TASK GOAL
From the listing below, tally the lines that include "Power". Return only the total.

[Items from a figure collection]
########

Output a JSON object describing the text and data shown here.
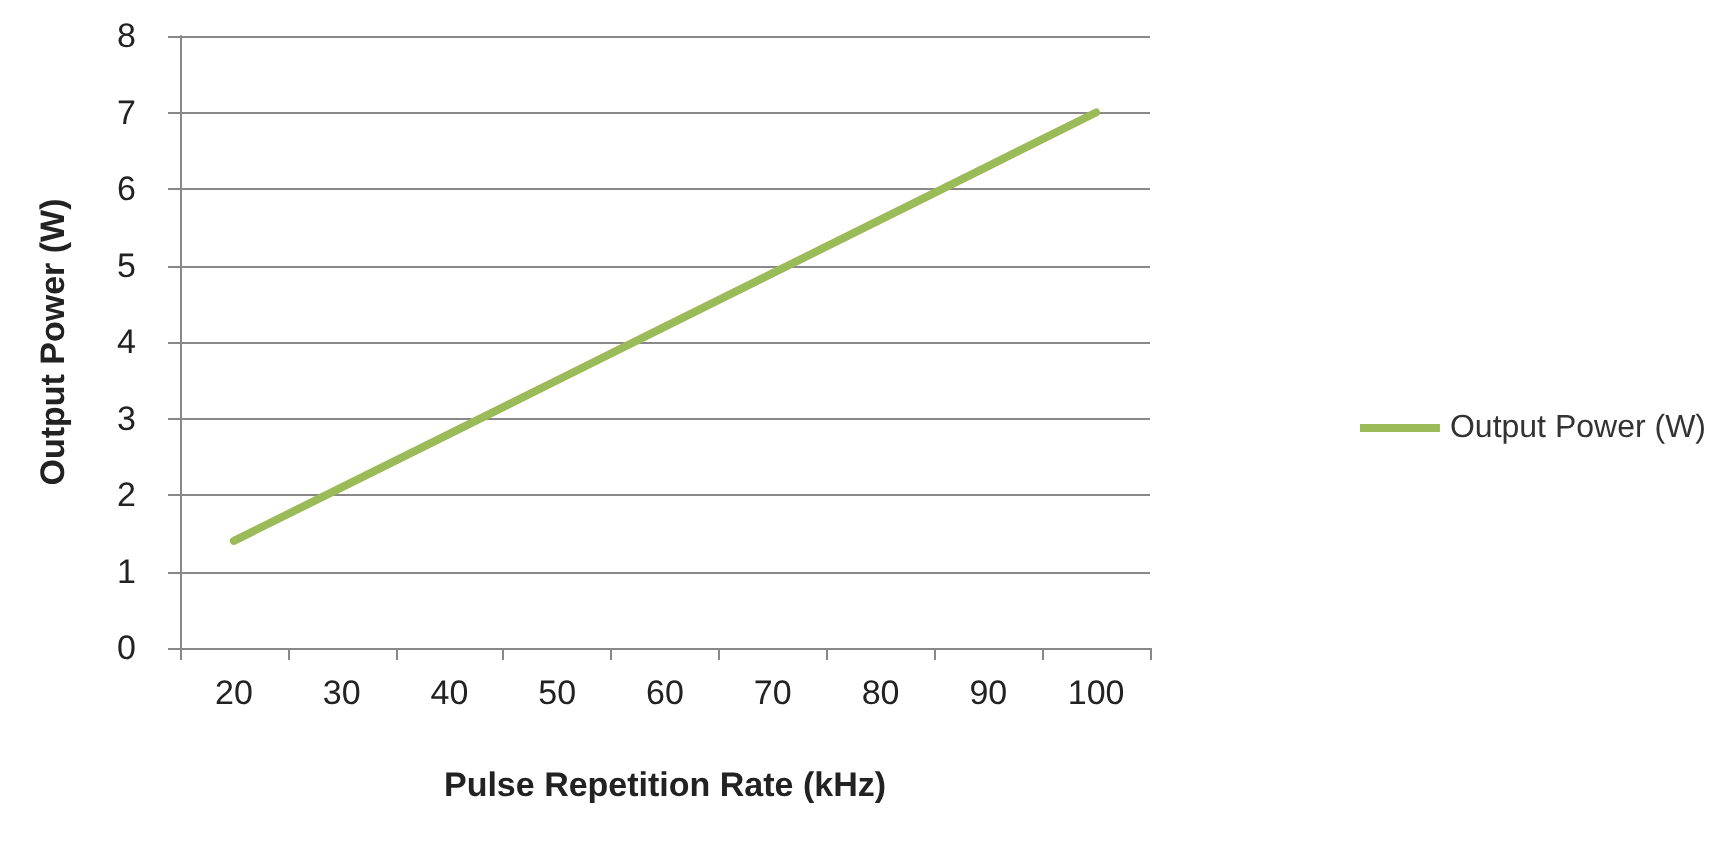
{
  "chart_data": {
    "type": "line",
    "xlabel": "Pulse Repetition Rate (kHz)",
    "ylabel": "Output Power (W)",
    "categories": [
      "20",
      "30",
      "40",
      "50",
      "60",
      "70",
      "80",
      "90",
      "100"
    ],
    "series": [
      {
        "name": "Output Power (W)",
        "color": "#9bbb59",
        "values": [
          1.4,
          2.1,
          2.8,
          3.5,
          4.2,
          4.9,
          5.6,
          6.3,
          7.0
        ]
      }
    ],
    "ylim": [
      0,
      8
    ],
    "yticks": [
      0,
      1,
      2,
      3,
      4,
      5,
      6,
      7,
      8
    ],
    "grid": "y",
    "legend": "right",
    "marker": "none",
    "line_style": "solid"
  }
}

########

TASK SOLUTION
2